# WRITTEN REQUEST:
Leaving out all images, write out the records that follow exactly.

Stored data:
** begin **
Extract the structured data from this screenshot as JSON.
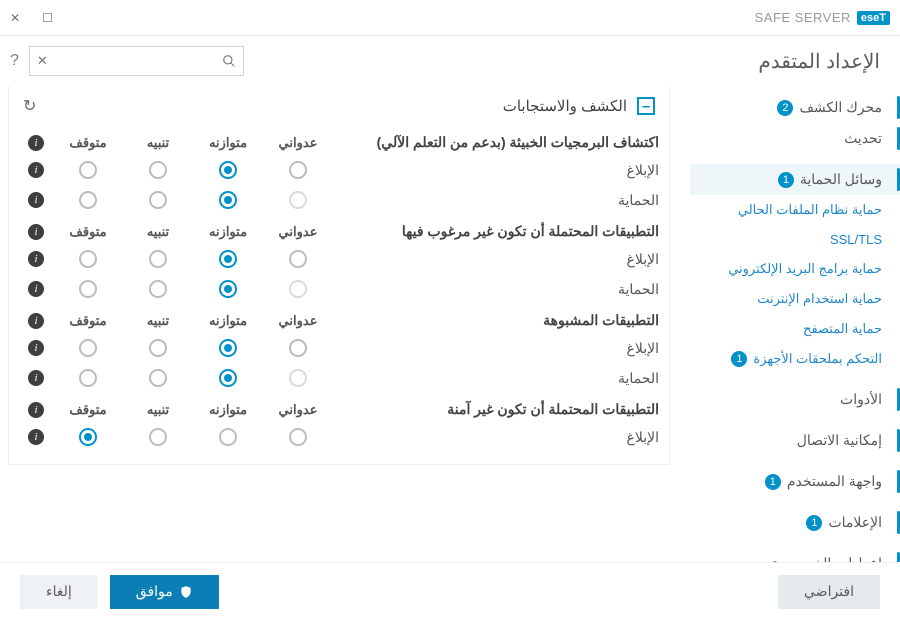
{
  "brand": {
    "badge": "eseT",
    "product": "SAFE SERVER"
  },
  "page_title": "الإعداد المتقدم",
  "search": {
    "placeholder": ""
  },
  "sidebar": [
    {
      "label": "محرك الكشف",
      "badge": "2",
      "top": true,
      "accent": true
    },
    {
      "label": "تحديث",
      "top": true,
      "accent": true
    },
    {
      "spacer": true
    },
    {
      "label": "وسائل الحماية",
      "badge": "1",
      "top": true,
      "accent": true,
      "selected": true
    },
    {
      "label": "حماية نظام الملفات الحالي",
      "sub": true
    },
    {
      "label": "SSL/TLS",
      "sub": true
    },
    {
      "label": "حماية برامج البريد الإلكتروني",
      "sub": true
    },
    {
      "label": "حماية استخدام الإنترنت",
      "sub": true
    },
    {
      "label": "حماية المتصفح",
      "sub": true
    },
    {
      "label": "التحكم بملحقات الأجهزة",
      "badge": "1",
      "sub": true
    },
    {
      "spacer": true
    },
    {
      "label": "الأدوات",
      "top": true,
      "accent": true
    },
    {
      "spacer": true
    },
    {
      "label": "إمكانية الاتصال",
      "top": true,
      "accent": true
    },
    {
      "spacer": true
    },
    {
      "label": "واجهة المستخدم",
      "badge": "1",
      "top": true,
      "accent": true
    },
    {
      "spacer": true
    },
    {
      "label": "الإعلامات",
      "badge": "1",
      "top": true,
      "accent": true
    },
    {
      "spacer": true
    },
    {
      "label": "إعدادات الخصوصية",
      "top": true,
      "accent": true
    }
  ],
  "section_title": "الكشف والاستجابات",
  "columns": {
    "c1": "عدواني",
    "c2": "متوازنه",
    "c3": "تنبيه",
    "c4": "متوقف"
  },
  "groups": [
    {
      "title": "اكتشاف البرمجيات الخبيثة (بدعم من التعلم الآلي)",
      "rows": [
        {
          "label": "الإبلاغ",
          "selected": 2
        },
        {
          "label": "الحماية",
          "selected": 2,
          "dim_first": true
        }
      ]
    },
    {
      "title": "التطبيقات المحتملة أن تكون غير مرغوب فيها",
      "rows": [
        {
          "label": "الإبلاغ",
          "selected": 2
        },
        {
          "label": "الحماية",
          "selected": 2,
          "dim_first": true
        }
      ]
    },
    {
      "title": "التطبيقات المشبوهة",
      "rows": [
        {
          "label": "الإبلاغ",
          "selected": 2
        },
        {
          "label": "الحماية",
          "selected": 2,
          "dim_first": true
        }
      ]
    },
    {
      "title": "التطبيقات المحتملة أن تكون غير آمنة",
      "rows": [
        {
          "label": "الإبلاغ",
          "selected": 4
        }
      ]
    }
  ],
  "buttons": {
    "defaults": "افتراضي",
    "ok": "موافق",
    "cancel": "إلغاء"
  }
}
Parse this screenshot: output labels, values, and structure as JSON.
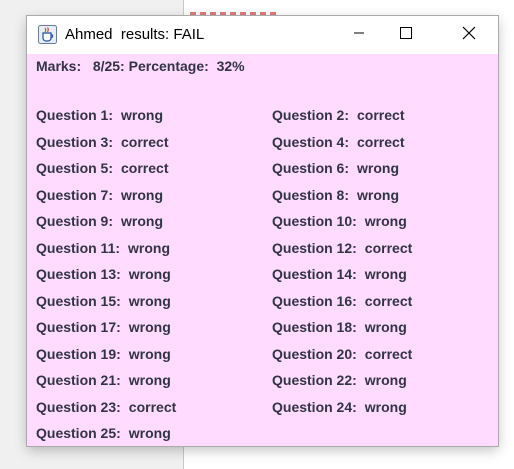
** end **
# THE SOLUTION:
Extract the structured data from this screenshot as JSON.
{
  "brand": {
    "badge": "eseT",
    "product": "SAFE SERVER"
  },
  "page_title": "الإعداد المتقدم",
  "search": {
    "placeholder": ""
  },
  "sidebar": [
    {
      "label": "محرك الكشف",
      "badge": "2",
      "top": true,
      "accent": true
    },
    {
      "label": "تحديث",
      "top": true,
      "accent": true
    },
    {
      "spacer": true
    },
    {
      "label": "وسائل الحماية",
      "badge": "1",
      "top": true,
      "accent": true,
      "selected": true
    },
    {
      "label": "حماية نظام الملفات الحالي",
      "sub": true
    },
    {
      "label": "SSL/TLS",
      "sub": true
    },
    {
      "label": "حماية برامج البريد الإلكتروني",
      "sub": true
    },
    {
      "label": "حماية استخدام الإنترنت",
      "sub": true
    },
    {
      "label": "حماية المتصفح",
      "sub": true
    },
    {
      "label": "التحكم بملحقات الأجهزة",
      "badge": "1",
      "sub": true
    },
    {
      "spacer": true
    },
    {
      "label": "الأدوات",
      "top": true,
      "accent": true
    },
    {
      "spacer": true
    },
    {
      "label": "إمكانية الاتصال",
      "top": true,
      "accent": true
    },
    {
      "spacer": true
    },
    {
      "label": "واجهة المستخدم",
      "badge": "1",
      "top": true,
      "accent": true
    },
    {
      "spacer": true
    },
    {
      "label": "الإعلامات",
      "badge": "1",
      "top": true,
      "accent": true
    },
    {
      "spacer": true
    },
    {
      "label": "إعدادات الخصوصية",
      "top": true,
      "accent": true
    }
  ],
  "section_title": "الكشف والاستجابات",
  "columns": {
    "c1": "عدواني",
    "c2": "متوازنه",
    "c3": "تنبيه",
    "c4": "متوقف"
  },
  "groups": [
    {
      "title": "اكتشاف البرمجيات الخبيثة (بدعم من التعلم الآلي)",
      "rows": [
        {
          "label": "الإبلاغ",
          "selected": 2
        },
        {
          "label": "الحماية",
          "selected": 2,
          "dim_first": true
        }
      ]
    },
    {
      "title": "التطبيقات المحتملة أن تكون غير مرغوب فيها",
      "rows": [
        {
          "label": "الإبلاغ",
          "selected": 2
        },
        {
          "label": "الحماية",
          "selected": 2,
          "dim_first": true
        }
      ]
    },
    {
      "title": "التطبيقات المشبوهة",
      "rows": [
        {
          "label": "الإبلاغ",
          "selected": 2
        },
        {
          "label": "الحماية",
          "selected": 2,
          "dim_first": true
        }
      ]
    },
    {
      "title": "التطبيقات المحتملة أن تكون غير آمنة",
      "rows": [
        {
          "label": "الإبلاغ",
          "selected": 4
        }
      ]
    }
  ],
  "buttons": {
    "defaults": "افتراضي",
    "ok": "موافق",
    "cancel": "إلغاء"
  }
}
Parse this screenshot: output labels, values, and structure as JSON.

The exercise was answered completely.